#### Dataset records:
______

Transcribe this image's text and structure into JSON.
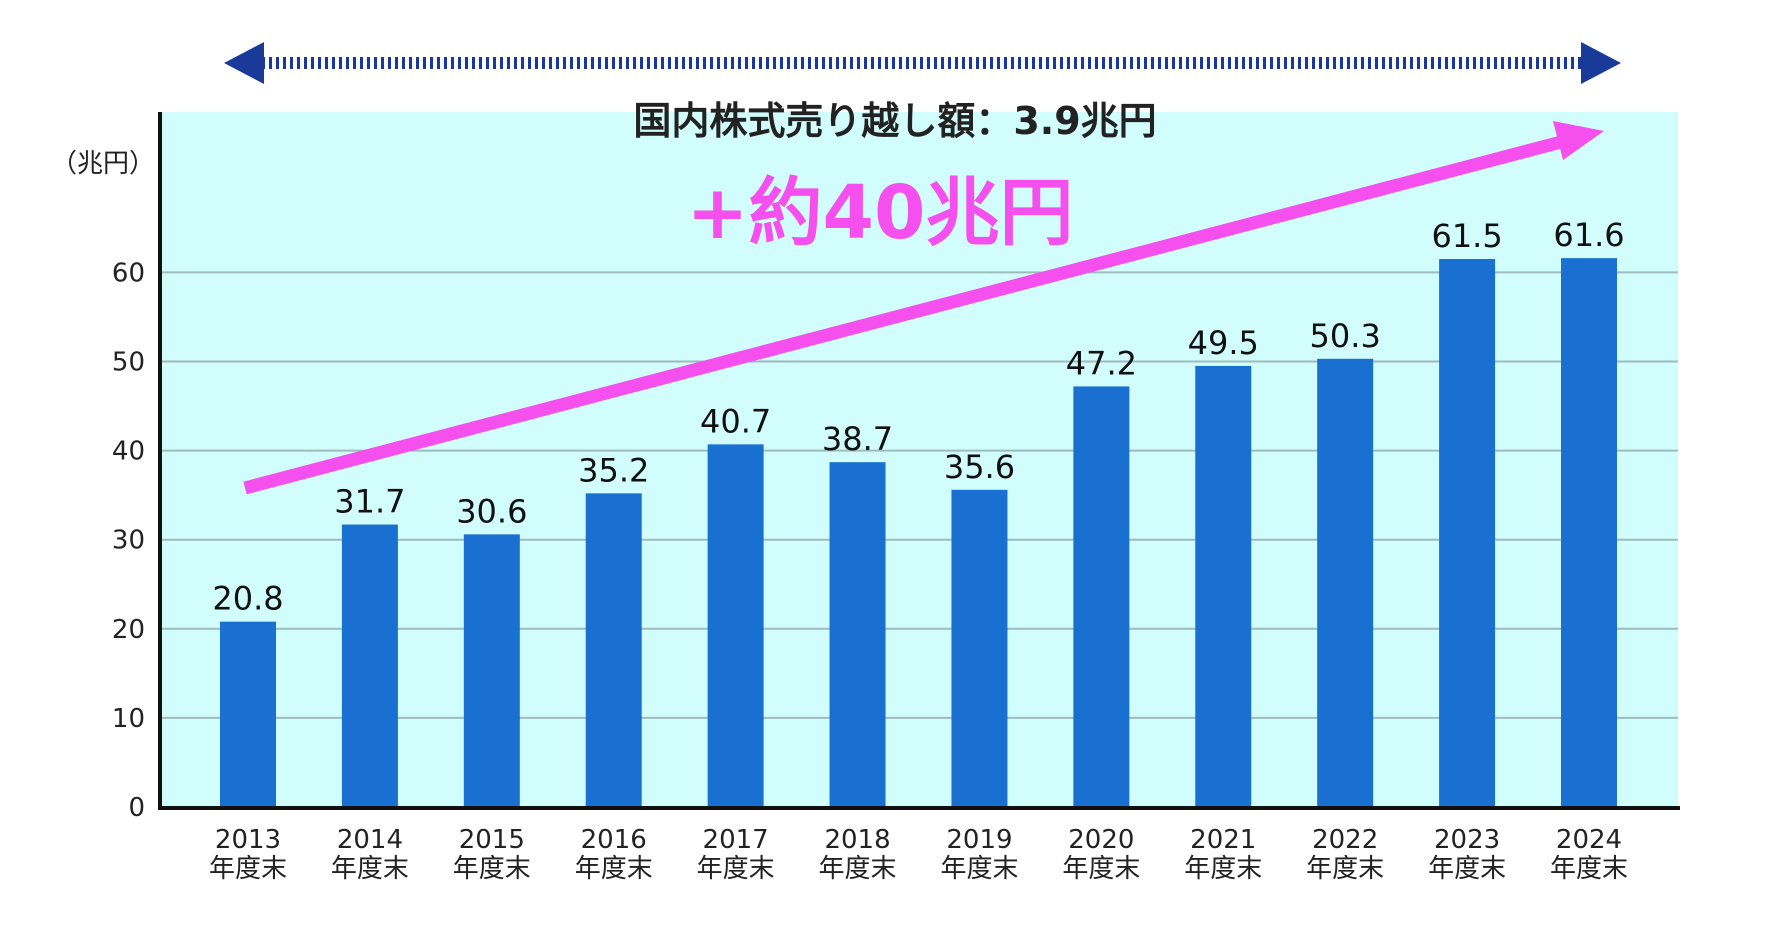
{
  "chart_data": {
    "type": "bar",
    "unit_label": "（兆円）",
    "categories": [
      {
        "year": "2013",
        "suffix": "年度末"
      },
      {
        "year": "2014",
        "suffix": "年度末"
      },
      {
        "year": "2015",
        "suffix": "年度末"
      },
      {
        "year": "2016",
        "suffix": "年度末"
      },
      {
        "year": "2017",
        "suffix": "年度末"
      },
      {
        "year": "2018",
        "suffix": "年度末"
      },
      {
        "year": "2019",
        "suffix": "年度末"
      },
      {
        "year": "2020",
        "suffix": "年度末"
      },
      {
        "year": "2021",
        "suffix": "年度末"
      },
      {
        "year": "2022",
        "suffix": "年度末"
      },
      {
        "year": "2023",
        "suffix": "年度末"
      },
      {
        "year": "2024",
        "suffix": "年度末"
      }
    ],
    "values": [
      20.8,
      31.7,
      30.6,
      35.2,
      40.7,
      38.7,
      35.6,
      47.2,
      49.5,
      50.3,
      61.5,
      61.6
    ],
    "value_labels": [
      "20.8",
      "31.7",
      "30.6",
      "35.2",
      "40.7",
      "38.7",
      "35.6",
      "47.2",
      "49.5",
      "50.3",
      "61.5",
      "61.6"
    ],
    "ylim": [
      0,
      78
    ],
    "yticks": [
      0,
      10,
      20,
      30,
      40,
      50,
      60
    ],
    "grid": true,
    "annotations": {
      "span_label": "国内株式売り越し額：3.9兆円",
      "increase_label": "+約40兆円"
    },
    "colors": {
      "bar": "#1a70d0",
      "plot_bg": "#d2fdfd",
      "grid": "#9fbcbc",
      "span_arrow": "#1a3a9a",
      "trend_arrow": "#f550ee"
    }
  }
}
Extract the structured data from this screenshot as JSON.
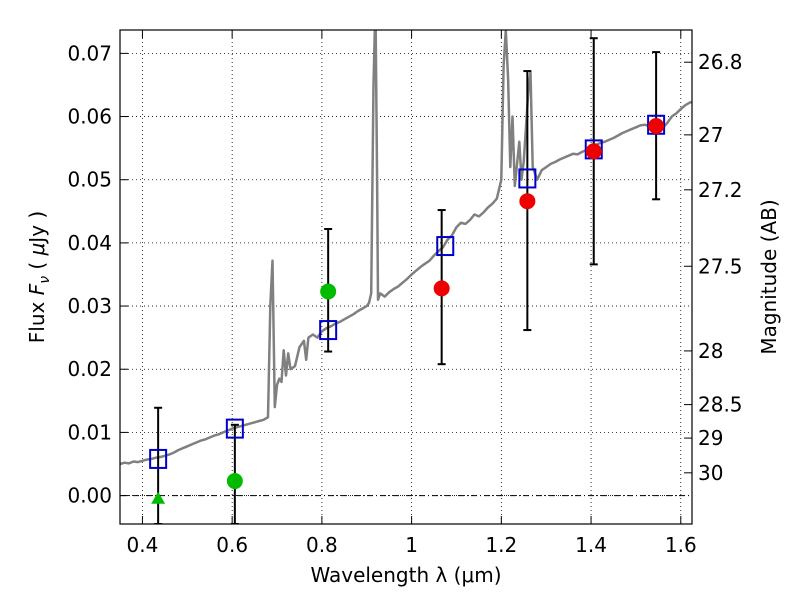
{
  "chart_data": {
    "type": "scatter",
    "xlabel": "Wavelength  λ (μm)",
    "ylabel_parts": [
      "Flux  ",
      "F",
      "ν",
      "  ( ",
      "μ",
      "Jy )"
    ],
    "ylabel_right": "Magnitude (AB)",
    "xlim": [
      0.35,
      1.625
    ],
    "ylim": [
      -0.0045,
      0.0737
    ],
    "grid": true,
    "grid_style": "dotted",
    "x_ticks": [
      0.4,
      0.6,
      0.8,
      1.0,
      1.2,
      1.4,
      1.6
    ],
    "x_tick_labels": [
      "0.4",
      "0.6",
      "0.8",
      "1",
      "1.2",
      "1.4",
      "1.6"
    ],
    "y_ticks": [
      0.0,
      0.01,
      0.02,
      0.03,
      0.04,
      0.05,
      0.06,
      0.07
    ],
    "y_tick_labels": [
      "0.00",
      "0.01",
      "0.02",
      "0.03",
      "0.04",
      "0.05",
      "0.06",
      "0.07"
    ],
    "right_ticks": [
      {
        "label": "26.8",
        "flux": 0.0686
      },
      {
        "label": "27",
        "flux": 0.0571
      },
      {
        "label": "27.2",
        "flux": 0.0484
      },
      {
        "label": "27.5",
        "flux": 0.0363
      },
      {
        "label": "28",
        "flux": 0.0229
      },
      {
        "label": "28.5",
        "flux": 0.0144
      },
      {
        "label": "29",
        "flux": 0.0091
      },
      {
        "label": "30",
        "flux": 0.0036
      }
    ],
    "zero_line": 0.0,
    "colors": {
      "model": "#808080",
      "template_box": "#0000cc",
      "green": "#00bb00",
      "red": "#ee0000",
      "errorbar": "#000000"
    },
    "model_spectrum": [
      [
        0.35,
        0.005
      ],
      [
        0.36,
        0.0052
      ],
      [
        0.37,
        0.0051
      ],
      [
        0.38,
        0.0054
      ],
      [
        0.39,
        0.0053
      ],
      [
        0.4,
        0.0055
      ],
      [
        0.41,
        0.0057
      ],
      [
        0.42,
        0.0058
      ],
      [
        0.43,
        0.006
      ],
      [
        0.44,
        0.0061
      ],
      [
        0.45,
        0.0063
      ],
      [
        0.46,
        0.0065
      ],
      [
        0.47,
        0.0068
      ],
      [
        0.48,
        0.0072
      ],
      [
        0.49,
        0.0075
      ],
      [
        0.5,
        0.0078
      ],
      [
        0.51,
        0.0081
      ],
      [
        0.52,
        0.0084
      ],
      [
        0.53,
        0.0087
      ],
      [
        0.54,
        0.0089
      ],
      [
        0.55,
        0.0092
      ],
      [
        0.56,
        0.0095
      ],
      [
        0.57,
        0.0097
      ],
      [
        0.58,
        0.01
      ],
      [
        0.59,
        0.0103
      ],
      [
        0.6,
        0.0106
      ],
      [
        0.61,
        0.0108
      ],
      [
        0.62,
        0.011
      ],
      [
        0.63,
        0.0112
      ],
      [
        0.64,
        0.0114
      ],
      [
        0.65,
        0.0116
      ],
      [
        0.66,
        0.0118
      ],
      [
        0.67,
        0.012
      ],
      [
        0.68,
        0.0124
      ],
      [
        0.685,
        0.03
      ],
      [
        0.69,
        0.0372
      ],
      [
        0.695,
        0.014
      ],
      [
        0.7,
        0.0175
      ],
      [
        0.705,
        0.0185
      ],
      [
        0.71,
        0.018
      ],
      [
        0.715,
        0.023
      ],
      [
        0.72,
        0.019
      ],
      [
        0.725,
        0.0225
      ],
      [
        0.73,
        0.02
      ],
      [
        0.74,
        0.0205
      ],
      [
        0.75,
        0.0235
      ],
      [
        0.76,
        0.0245
      ],
      [
        0.765,
        0.0215
      ],
      [
        0.77,
        0.025
      ],
      [
        0.78,
        0.0255
      ],
      [
        0.79,
        0.025
      ],
      [
        0.8,
        0.026
      ],
      [
        0.81,
        0.0265
      ],
      [
        0.82,
        0.0268
      ],
      [
        0.83,
        0.0272
      ],
      [
        0.84,
        0.0275
      ],
      [
        0.85,
        0.0279
      ],
      [
        0.86,
        0.0283
      ],
      [
        0.87,
        0.0287
      ],
      [
        0.88,
        0.0292
      ],
      [
        0.89,
        0.0296
      ],
      [
        0.9,
        0.03
      ],
      [
        0.905,
        0.0305
      ],
      [
        0.91,
        0.032
      ],
      [
        0.915,
        0.065
      ],
      [
        0.918,
        0.0737
      ],
      [
        0.92,
        0.0737
      ],
      [
        0.923,
        0.05
      ],
      [
        0.925,
        0.031
      ],
      [
        0.93,
        0.032
      ],
      [
        0.94,
        0.0315
      ],
      [
        0.95,
        0.0322
      ],
      [
        0.96,
        0.0327
      ],
      [
        0.97,
        0.0331
      ],
      [
        0.98,
        0.0337
      ],
      [
        0.99,
        0.0343
      ],
      [
        1.0,
        0.035
      ],
      [
        1.01,
        0.0356
      ],
      [
        1.02,
        0.0362
      ],
      [
        1.03,
        0.0367
      ],
      [
        1.04,
        0.0372
      ],
      [
        1.05,
        0.038
      ],
      [
        1.06,
        0.0387
      ],
      [
        1.07,
        0.0393
      ],
      [
        1.08,
        0.0405
      ],
      [
        1.09,
        0.0412
      ],
      [
        1.1,
        0.0425
      ],
      [
        1.11,
        0.0432
      ],
      [
        1.12,
        0.043
      ],
      [
        1.13,
        0.0436
      ],
      [
        1.14,
        0.0445
      ],
      [
        1.15,
        0.0442
      ],
      [
        1.16,
        0.0448
      ],
      [
        1.17,
        0.0456
      ],
      [
        1.18,
        0.0462
      ],
      [
        1.19,
        0.047
      ],
      [
        1.2,
        0.05
      ],
      [
        1.205,
        0.068
      ],
      [
        1.21,
        0.0737
      ],
      [
        1.215,
        0.066
      ],
      [
        1.22,
        0.052
      ],
      [
        1.225,
        0.06
      ],
      [
        1.23,
        0.049
      ],
      [
        1.24,
        0.056
      ],
      [
        1.245,
        0.05
      ],
      [
        1.25,
        0.053
      ],
      [
        1.26,
        0.064
      ],
      [
        1.265,
        0.067
      ],
      [
        1.27,
        0.052
      ],
      [
        1.28,
        0.05
      ],
      [
        1.29,
        0.0515
      ],
      [
        1.3,
        0.052
      ],
      [
        1.31,
        0.0525
      ],
      [
        1.32,
        0.0528
      ],
      [
        1.33,
        0.0532
      ],
      [
        1.34,
        0.0535
      ],
      [
        1.35,
        0.0538
      ],
      [
        1.36,
        0.0541
      ],
      [
        1.37,
        0.054
      ],
      [
        1.38,
        0.0544
      ],
      [
        1.39,
        0.0547
      ],
      [
        1.4,
        0.055
      ],
      [
        1.41,
        0.0555
      ],
      [
        1.42,
        0.0558
      ],
      [
        1.43,
        0.056
      ],
      [
        1.44,
        0.0563
      ],
      [
        1.45,
        0.0566
      ],
      [
        1.46,
        0.057
      ],
      [
        1.47,
        0.0574
      ],
      [
        1.48,
        0.0577
      ],
      [
        1.49,
        0.058
      ],
      [
        1.5,
        0.0583
      ],
      [
        1.51,
        0.0586
      ],
      [
        1.52,
        0.0587
      ],
      [
        1.53,
        0.0585
      ],
      [
        1.54,
        0.058
      ],
      [
        1.55,
        0.0578
      ],
      [
        1.56,
        0.0582
      ],
      [
        1.57,
        0.059
      ],
      [
        1.58,
        0.06
      ],
      [
        1.59,
        0.0605
      ],
      [
        1.6,
        0.0612
      ],
      [
        1.61,
        0.0618
      ],
      [
        1.62,
        0.0622
      ],
      [
        1.625,
        0.0623
      ]
    ],
    "template_boxes": [
      {
        "x": 0.435,
        "y": 0.0058
      },
      {
        "x": 0.606,
        "y": 0.0106
      },
      {
        "x": 0.814,
        "y": 0.0262
      },
      {
        "x": 1.075,
        "y": 0.0395
      },
      {
        "x": 1.258,
        "y": 0.0502
      },
      {
        "x": 1.406,
        "y": 0.0548
      },
      {
        "x": 1.545,
        "y": 0.0587
      }
    ],
    "detections": [
      {
        "x": 0.606,
        "y": 0.0023,
        "color": "green",
        "shape": "circle"
      },
      {
        "x": 0.814,
        "y": 0.0323,
        "color": "green",
        "shape": "circle"
      },
      {
        "x": 1.067,
        "y": 0.0328,
        "color": "red",
        "shape": "circle"
      },
      {
        "x": 1.258,
        "y": 0.0466,
        "color": "red",
        "shape": "circle"
      },
      {
        "x": 1.406,
        "y": 0.0545,
        "color": "red",
        "shape": "circle"
      },
      {
        "x": 1.545,
        "y": 0.0585,
        "color": "red",
        "shape": "circle"
      },
      {
        "x": 0.435,
        "y": -0.0005,
        "color": "green",
        "shape": "triangle"
      }
    ],
    "error_bars": [
      {
        "x": 0.435,
        "low": -0.0045,
        "high": 0.0139
      },
      {
        "x": 0.606,
        "low": -0.0045,
        "high": 0.0112
      },
      {
        "x": 0.814,
        "low": 0.0228,
        "high": 0.0422
      },
      {
        "x": 1.067,
        "low": 0.0208,
        "high": 0.0452
      },
      {
        "x": 1.258,
        "low": 0.0262,
        "high": 0.0672
      },
      {
        "x": 1.406,
        "low": 0.0366,
        "high": 0.0724
      },
      {
        "x": 1.545,
        "low": 0.0469,
        "high": 0.0702
      }
    ]
  }
}
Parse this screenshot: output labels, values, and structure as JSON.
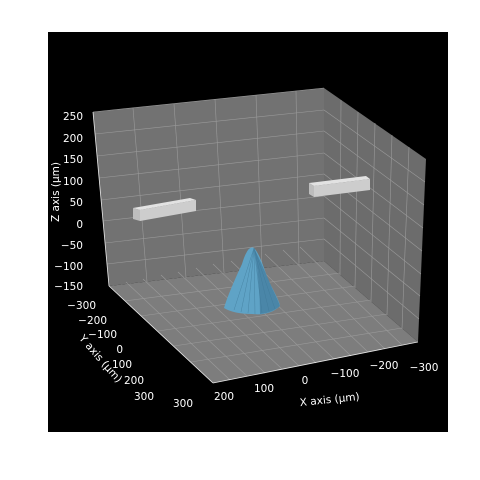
{
  "chart_data": {
    "type": "3d-scene",
    "title": "",
    "xlabel": "X axis (μm)",
    "ylabel": "Y axis (μm)",
    "zlabel": "Z axis (μm)",
    "x_ticks": [
      "−300",
      "−200",
      "−100",
      "0",
      "100",
      "200",
      "300"
    ],
    "y_ticks": [
      "−300",
      "−200",
      "−100",
      "0",
      "100",
      "200",
      "300"
    ],
    "z_ticks": [
      "−150",
      "−100",
      "−50",
      "0",
      "50",
      "100",
      "150",
      "200",
      "250"
    ],
    "xlim": [
      -300,
      300
    ],
    "ylim": [
      -300,
      300
    ],
    "zlim": [
      -150,
      250
    ],
    "objects": [
      {
        "name": "cone",
        "kind": "surface",
        "color": "#5fa8cc",
        "center": [
          0,
          0
        ],
        "base_radius": 35,
        "z_range": [
          -150,
          10
        ]
      },
      {
        "name": "bar-left",
        "kind": "box",
        "color": "#c8c8c8",
        "z": 30
      },
      {
        "name": "bar-right",
        "kind": "box",
        "color": "#c8c8c8",
        "z": 70
      }
    ],
    "grid": true,
    "pane_color": "#6e6e6e",
    "background": "#000000"
  }
}
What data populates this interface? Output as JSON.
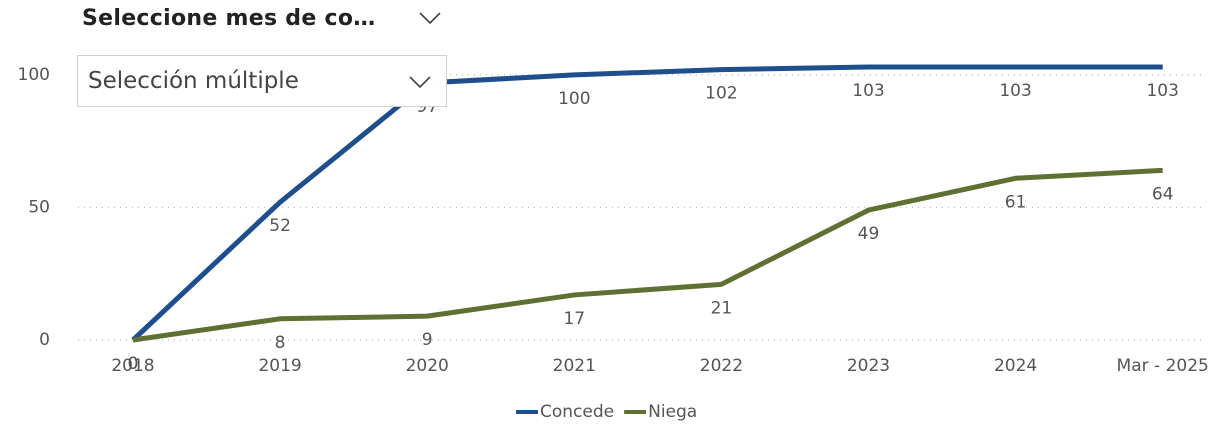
{
  "slicer": {
    "title": "Seleccione mes de co…",
    "placeholder": "Selección múltiple"
  },
  "chart_data": {
    "type": "line",
    "categories": [
      "2018",
      "2019",
      "2020",
      "2021",
      "2022",
      "2023",
      "2024",
      "Mar - 2025"
    ],
    "series": [
      {
        "name": "Concede",
        "color": "#1f4e8c",
        "values": [
          0,
          52,
          97,
          100,
          102,
          103,
          103,
          103
        ]
      },
      {
        "name": "Niega",
        "color": "#5e7032",
        "values": [
          0,
          8,
          9,
          17,
          21,
          49,
          61,
          64
        ]
      }
    ],
    "ylim": [
      0,
      106
    ],
    "yticks": [
      0,
      50,
      100
    ],
    "grid": true,
    "legend": "bottom"
  }
}
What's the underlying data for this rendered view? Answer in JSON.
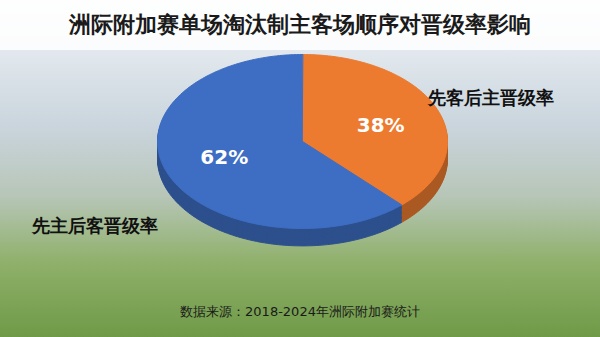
{
  "chart_data": {
    "type": "pie",
    "title": "洲际附加赛单场淘汰制主客场顺序对晋级率影响",
    "categories": [
      "先主后客晋级率",
      "先客后主晋级率"
    ],
    "values": [
      62,
      38
    ],
    "value_labels": [
      "62%",
      "38%"
    ],
    "colors": [
      "#3e6ec3",
      "#ec7b30"
    ],
    "data_labels": true,
    "caption": "数据来源：2018-2024年洲际附加赛统计"
  }
}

______

#### What is required:
Count how many lines include the string "this". Nothing but the number is needed.

#### Task solution:
5